= DATASET CONTENT =

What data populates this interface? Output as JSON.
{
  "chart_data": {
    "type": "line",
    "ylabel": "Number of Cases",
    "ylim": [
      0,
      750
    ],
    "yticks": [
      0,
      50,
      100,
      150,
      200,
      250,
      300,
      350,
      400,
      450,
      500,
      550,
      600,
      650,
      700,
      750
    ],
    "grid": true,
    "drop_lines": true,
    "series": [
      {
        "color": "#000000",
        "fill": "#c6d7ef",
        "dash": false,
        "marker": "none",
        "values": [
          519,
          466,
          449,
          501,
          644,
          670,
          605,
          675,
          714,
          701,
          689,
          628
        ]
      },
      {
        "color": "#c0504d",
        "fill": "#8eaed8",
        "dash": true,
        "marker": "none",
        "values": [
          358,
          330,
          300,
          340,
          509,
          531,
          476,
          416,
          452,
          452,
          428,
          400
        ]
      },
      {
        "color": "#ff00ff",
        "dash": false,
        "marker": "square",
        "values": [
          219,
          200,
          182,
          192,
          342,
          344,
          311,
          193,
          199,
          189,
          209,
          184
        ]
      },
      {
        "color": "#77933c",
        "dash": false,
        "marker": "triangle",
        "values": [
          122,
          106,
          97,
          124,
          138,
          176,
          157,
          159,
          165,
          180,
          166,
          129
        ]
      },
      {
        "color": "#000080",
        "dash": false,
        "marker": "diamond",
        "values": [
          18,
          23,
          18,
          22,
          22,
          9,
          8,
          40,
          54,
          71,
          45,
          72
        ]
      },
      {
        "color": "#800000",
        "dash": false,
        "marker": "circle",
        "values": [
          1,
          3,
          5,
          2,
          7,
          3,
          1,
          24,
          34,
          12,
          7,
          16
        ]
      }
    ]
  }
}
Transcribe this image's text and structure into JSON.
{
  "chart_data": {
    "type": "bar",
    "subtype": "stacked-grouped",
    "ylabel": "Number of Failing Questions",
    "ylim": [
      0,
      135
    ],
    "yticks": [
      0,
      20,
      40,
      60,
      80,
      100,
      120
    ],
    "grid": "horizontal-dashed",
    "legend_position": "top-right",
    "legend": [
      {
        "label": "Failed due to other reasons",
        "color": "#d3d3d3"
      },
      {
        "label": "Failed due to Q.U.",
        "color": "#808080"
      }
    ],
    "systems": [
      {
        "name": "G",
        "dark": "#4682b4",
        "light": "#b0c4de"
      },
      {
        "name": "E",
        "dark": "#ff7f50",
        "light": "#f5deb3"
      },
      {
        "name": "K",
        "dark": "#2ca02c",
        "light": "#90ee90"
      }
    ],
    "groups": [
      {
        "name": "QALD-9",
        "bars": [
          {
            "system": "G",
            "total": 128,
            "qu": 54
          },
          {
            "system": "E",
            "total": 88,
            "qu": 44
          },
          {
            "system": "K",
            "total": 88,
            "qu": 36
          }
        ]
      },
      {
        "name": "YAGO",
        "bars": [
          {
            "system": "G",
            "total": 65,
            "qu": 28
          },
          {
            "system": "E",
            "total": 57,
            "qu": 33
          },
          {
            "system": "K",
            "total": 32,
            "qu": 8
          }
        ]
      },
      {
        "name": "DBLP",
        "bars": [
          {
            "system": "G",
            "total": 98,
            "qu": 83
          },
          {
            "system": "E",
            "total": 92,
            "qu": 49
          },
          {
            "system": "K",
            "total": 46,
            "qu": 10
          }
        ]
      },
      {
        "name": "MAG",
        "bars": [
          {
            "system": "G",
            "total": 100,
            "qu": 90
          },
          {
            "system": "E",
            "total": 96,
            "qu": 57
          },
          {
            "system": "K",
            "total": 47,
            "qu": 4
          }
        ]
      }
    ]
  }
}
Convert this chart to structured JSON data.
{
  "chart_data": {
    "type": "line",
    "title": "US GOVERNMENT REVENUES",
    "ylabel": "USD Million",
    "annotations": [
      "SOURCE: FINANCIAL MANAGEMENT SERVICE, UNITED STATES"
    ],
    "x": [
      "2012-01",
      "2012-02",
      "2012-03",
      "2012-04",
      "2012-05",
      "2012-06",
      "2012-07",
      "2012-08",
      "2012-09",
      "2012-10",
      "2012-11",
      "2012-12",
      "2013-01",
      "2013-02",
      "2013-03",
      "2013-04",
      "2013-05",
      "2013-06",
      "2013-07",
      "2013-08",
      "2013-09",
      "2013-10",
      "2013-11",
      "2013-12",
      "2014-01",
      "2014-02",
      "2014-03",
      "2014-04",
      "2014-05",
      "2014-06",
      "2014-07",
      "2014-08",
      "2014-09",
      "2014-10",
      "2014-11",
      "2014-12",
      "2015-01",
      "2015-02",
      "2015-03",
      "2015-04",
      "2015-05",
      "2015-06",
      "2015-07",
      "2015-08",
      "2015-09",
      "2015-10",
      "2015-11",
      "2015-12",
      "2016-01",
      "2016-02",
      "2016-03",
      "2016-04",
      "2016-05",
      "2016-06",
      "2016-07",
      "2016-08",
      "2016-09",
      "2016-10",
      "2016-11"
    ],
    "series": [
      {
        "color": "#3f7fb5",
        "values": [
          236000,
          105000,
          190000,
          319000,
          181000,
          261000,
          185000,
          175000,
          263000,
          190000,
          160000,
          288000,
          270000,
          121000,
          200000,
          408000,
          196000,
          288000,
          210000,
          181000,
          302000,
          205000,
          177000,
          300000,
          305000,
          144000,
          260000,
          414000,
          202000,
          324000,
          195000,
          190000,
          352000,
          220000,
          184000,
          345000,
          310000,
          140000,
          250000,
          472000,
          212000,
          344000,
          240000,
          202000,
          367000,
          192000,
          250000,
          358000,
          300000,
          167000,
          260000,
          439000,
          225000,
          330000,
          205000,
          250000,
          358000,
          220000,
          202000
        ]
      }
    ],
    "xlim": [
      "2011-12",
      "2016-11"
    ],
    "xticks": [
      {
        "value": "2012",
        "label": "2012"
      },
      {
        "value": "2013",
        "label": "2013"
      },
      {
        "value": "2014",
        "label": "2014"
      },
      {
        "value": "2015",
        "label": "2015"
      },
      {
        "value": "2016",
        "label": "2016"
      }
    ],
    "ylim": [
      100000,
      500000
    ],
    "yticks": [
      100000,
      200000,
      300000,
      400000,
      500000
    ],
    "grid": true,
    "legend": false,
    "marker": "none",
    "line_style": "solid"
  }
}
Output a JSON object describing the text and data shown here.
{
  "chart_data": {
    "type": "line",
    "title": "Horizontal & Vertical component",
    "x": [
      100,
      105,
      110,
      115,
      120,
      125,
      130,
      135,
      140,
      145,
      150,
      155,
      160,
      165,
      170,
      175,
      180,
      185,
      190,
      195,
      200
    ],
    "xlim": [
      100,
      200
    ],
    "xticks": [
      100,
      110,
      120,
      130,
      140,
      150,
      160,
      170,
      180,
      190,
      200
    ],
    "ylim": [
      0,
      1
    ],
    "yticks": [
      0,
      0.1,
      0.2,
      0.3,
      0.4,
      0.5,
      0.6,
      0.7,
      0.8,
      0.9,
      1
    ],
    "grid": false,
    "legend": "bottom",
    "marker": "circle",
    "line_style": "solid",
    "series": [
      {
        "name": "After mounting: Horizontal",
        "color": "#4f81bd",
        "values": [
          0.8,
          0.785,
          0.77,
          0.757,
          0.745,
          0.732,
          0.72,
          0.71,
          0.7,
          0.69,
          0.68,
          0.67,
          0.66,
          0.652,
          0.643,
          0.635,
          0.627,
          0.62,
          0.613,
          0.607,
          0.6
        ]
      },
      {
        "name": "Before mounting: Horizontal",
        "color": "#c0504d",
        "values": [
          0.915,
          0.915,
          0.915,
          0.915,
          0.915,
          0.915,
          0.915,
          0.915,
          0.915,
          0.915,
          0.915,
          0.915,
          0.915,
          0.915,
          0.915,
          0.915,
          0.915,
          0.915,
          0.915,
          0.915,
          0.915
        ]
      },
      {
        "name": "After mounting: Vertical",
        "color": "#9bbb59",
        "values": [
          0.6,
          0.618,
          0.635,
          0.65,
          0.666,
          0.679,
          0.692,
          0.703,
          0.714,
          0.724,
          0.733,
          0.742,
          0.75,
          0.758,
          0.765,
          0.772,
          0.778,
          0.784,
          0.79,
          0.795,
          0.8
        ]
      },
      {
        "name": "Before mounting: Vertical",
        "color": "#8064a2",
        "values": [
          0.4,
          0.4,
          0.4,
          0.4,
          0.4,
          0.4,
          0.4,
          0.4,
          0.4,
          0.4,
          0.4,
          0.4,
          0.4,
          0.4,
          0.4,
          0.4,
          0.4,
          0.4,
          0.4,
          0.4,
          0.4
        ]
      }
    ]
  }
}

= WHAT IS REQUIRED =
Tell how many lines of the data above hold the string "total". Give only the number.

= WRITTEN RESPONSE =
12